PROBLEM TO WORK ON – Below is a set of records; print all of them exactly as written.

EXTRACTED DATA –
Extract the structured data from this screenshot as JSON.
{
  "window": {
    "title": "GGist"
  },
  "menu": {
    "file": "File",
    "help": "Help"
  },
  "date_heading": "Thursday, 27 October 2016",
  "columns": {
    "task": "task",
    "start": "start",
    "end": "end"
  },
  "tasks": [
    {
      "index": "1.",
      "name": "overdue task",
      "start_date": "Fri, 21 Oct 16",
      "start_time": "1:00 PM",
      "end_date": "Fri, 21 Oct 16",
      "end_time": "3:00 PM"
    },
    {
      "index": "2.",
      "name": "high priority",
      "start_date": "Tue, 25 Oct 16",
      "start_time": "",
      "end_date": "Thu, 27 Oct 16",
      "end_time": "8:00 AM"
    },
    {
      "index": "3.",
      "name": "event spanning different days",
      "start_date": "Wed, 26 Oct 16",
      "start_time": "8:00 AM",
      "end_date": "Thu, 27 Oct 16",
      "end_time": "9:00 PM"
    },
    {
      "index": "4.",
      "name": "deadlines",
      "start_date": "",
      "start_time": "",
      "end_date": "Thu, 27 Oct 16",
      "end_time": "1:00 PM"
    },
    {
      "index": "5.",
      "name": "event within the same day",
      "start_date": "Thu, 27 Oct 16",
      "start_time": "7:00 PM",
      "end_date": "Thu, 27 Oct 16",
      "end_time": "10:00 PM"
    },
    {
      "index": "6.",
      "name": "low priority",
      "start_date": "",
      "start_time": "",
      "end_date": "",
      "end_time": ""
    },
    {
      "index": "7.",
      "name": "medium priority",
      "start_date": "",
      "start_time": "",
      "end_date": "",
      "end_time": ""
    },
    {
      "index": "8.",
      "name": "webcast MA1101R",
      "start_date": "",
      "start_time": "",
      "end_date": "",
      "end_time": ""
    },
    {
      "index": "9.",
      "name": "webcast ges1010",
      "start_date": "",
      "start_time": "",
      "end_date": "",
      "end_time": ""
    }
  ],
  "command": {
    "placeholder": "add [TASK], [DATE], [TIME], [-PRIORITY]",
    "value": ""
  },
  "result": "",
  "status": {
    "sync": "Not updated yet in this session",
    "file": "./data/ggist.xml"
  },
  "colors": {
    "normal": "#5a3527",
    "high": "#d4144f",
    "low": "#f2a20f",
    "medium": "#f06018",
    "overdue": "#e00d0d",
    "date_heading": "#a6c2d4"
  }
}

SOLVED EXERCISE –
Extract the structured data from this screenshot as JSON.
{
  "window": {
    "title": "GGist"
  },
  "menu": {
    "file": "File",
    "help": "Help"
  },
  "date_heading": "Thursday, 27 October 2016",
  "columns": {
    "task": "task",
    "start": "start",
    "end": "end"
  },
  "tasks": [
    {
      "index": "1.",
      "name": "overdue task",
      "start_date": "Fri, 21 Oct 16",
      "start_time": "1:00 PM",
      "end_date": "Fri, 21 Oct 16",
      "end_time": "3:00 PM"
    },
    {
      "index": "2.",
      "name": "high priority",
      "start_date": "Tue, 25 Oct 16",
      "start_time": "",
      "end_date": "Thu, 27 Oct 16",
      "end_time": "8:00 AM"
    },
    {
      "index": "3.",
      "name": "event spanning different days",
      "start_date": "Wed, 26 Oct 16",
      "start_time": "8:00 AM",
      "end_date": "Thu, 27 Oct 16",
      "end_time": "9:00 PM"
    },
    {
      "index": "4.",
      "name": "deadlines",
      "start_date": "",
      "start_time": "",
      "end_date": "Thu, 27 Oct 16",
      "end_time": "1:00 PM"
    },
    {
      "index": "5.",
      "name": "event within the same day",
      "start_date": "Thu, 27 Oct 16",
      "start_time": "7:00 PM",
      "end_date": "Thu, 27 Oct 16",
      "end_time": "10:00 PM"
    },
    {
      "index": "6.",
      "name": "low priority",
      "start_date": "",
      "start_time": "",
      "end_date": "",
      "end_time": ""
    },
    {
      "index": "7.",
      "name": "medium priority",
      "start_date": "",
      "start_time": "",
      "end_date": "",
      "end_time": ""
    },
    {
      "index": "8.",
      "name": "webcast MA1101R",
      "start_date": "",
      "start_time": "",
      "end_date": "",
      "end_time": ""
    },
    {
      "index": "9.",
      "name": "webcast ges1010",
      "start_date": "",
      "start_time": "",
      "end_date": "",
      "end_time": ""
    }
  ],
  "command": {
    "placeholder": "add [TASK], [DATE], [TIME], [-PRIORITY]",
    "value": ""
  },
  "result": "",
  "status": {
    "sync": "Not updated yet in this session",
    "file": "./data/ggist.xml"
  },
  "colors": {
    "normal": "#5a3527",
    "high": "#d4144f",
    "low": "#f2a20f",
    "medium": "#f06018",
    "overdue": "#e00d0d",
    "date_heading": "#a6c2d4"
  }
}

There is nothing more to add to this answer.